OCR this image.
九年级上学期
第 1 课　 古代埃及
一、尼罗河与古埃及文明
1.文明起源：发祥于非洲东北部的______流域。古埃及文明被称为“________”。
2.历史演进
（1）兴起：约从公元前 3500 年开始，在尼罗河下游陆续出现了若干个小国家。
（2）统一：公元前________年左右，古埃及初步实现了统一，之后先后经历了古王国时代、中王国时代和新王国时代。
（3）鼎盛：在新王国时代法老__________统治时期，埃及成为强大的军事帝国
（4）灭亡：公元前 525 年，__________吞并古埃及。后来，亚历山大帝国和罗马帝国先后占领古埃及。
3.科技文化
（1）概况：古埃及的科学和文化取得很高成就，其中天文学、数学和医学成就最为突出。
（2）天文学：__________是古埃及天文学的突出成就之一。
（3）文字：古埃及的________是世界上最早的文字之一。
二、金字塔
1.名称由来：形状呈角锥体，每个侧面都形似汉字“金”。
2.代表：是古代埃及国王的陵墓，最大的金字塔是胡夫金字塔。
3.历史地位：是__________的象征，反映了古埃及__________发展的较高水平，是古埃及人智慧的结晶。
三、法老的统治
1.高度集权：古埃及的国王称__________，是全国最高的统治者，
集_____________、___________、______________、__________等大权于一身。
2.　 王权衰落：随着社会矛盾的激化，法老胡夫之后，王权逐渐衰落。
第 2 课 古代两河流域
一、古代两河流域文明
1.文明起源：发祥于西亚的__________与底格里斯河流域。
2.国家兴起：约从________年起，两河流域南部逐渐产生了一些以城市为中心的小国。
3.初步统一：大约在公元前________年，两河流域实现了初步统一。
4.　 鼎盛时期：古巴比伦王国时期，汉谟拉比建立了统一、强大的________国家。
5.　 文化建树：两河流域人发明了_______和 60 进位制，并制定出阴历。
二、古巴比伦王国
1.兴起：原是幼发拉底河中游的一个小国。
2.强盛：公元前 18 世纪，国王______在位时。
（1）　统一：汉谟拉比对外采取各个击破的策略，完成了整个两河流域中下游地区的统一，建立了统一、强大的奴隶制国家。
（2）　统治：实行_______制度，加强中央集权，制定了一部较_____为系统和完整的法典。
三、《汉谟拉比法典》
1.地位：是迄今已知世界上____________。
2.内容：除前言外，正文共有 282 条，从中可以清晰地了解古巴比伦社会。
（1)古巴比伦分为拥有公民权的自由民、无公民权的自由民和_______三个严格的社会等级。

------------------------

## Given request
Write out the entries above once more, without altering anything.

## The output
OCR this image.
九年级上学期
第 1 课　 古代埃及
一、尼罗河与古埃及文明
1.文明起源：发祥于非洲东北部的______流域。古埃及文明被称为“________”。
2.历史演进
（1）兴起：约从公元前 3500 年开始，在尼罗河下游陆续出现了若干个小国家。
（2）统一：公元前________年左右，古埃及初步实现了统一，之后先后经历了古王国时代、中王国时代和新王国时代。
（3）鼎盛：在新王国时代法老__________统治时期，埃及成为强大的军事帝国
（4）灭亡：公元前 525 年，__________吞并古埃及。后来，亚历山大帝国和罗马帝国先后占领古埃及。
3.科技文化
（1）概况：古埃及的科学和文化取得很高成就，其中天文学、数学和医学成就最为突出。
（2）天文学：__________是古埃及天文学的突出成就之一。
（3）文字：古埃及的________是世界上最早的文字之一。
二、金字塔
1.名称由来：形状呈角锥体，每个侧面都形似汉字“金”。
2.代表：是古代埃及国王的陵墓，最大的金字塔是胡夫金字塔。
3.历史地位：是__________的象征，反映了古埃及__________发展的较高水平，是古埃及人智慧的结晶。
三、法老的统治
1.高度集权：古埃及的国王称__________，是全国最高的统治者，
集_____________、___________、______________、__________等大权于一身。
2.　 王权衰落：随着社会矛盾的激化，法老胡夫之后，王权逐渐衰落。
第 2 课 古代两河流域
一、古代两河流域文明
1.文明起源：发祥于西亚的__________与底格里斯河流域。
2.国家兴起：约从________年起，两河流域南部逐渐产生了一些以城市为中心的小国。
3.初步统一：大约在公元前________年，两河流域实现了初步统一。
4.　 鼎盛时期：古巴比伦王国时期，汉谟拉比建立了统一、强大的________国家。
5.　 文化建树：两河流域人发明了_______和 60 进位制，并制定出阴历。
二、古巴比伦王国
1.兴起：原是幼发拉底河中游的一个小国。
2.强盛：公元前 18 世纪，国王______在位时。
（1）　统一：汉谟拉比对外采取各个击破的策略，完成了整个两河流域中下游地区的统一，建立了统一、强大的奴隶制国家。
（2）　统治：实行_______制度，加强中央集权，制定了一部较_____为系统和完整的法典。
三、《汉谟拉比法典》
1.地位：是迄今已知世界上____________。
2.内容：除前言外，正文共有 282 条，从中可以清晰地了解古巴比伦社会。
（1)古巴比伦分为拥有公民权的自由民、无公民权的自由民和_______三个严格的社会等级。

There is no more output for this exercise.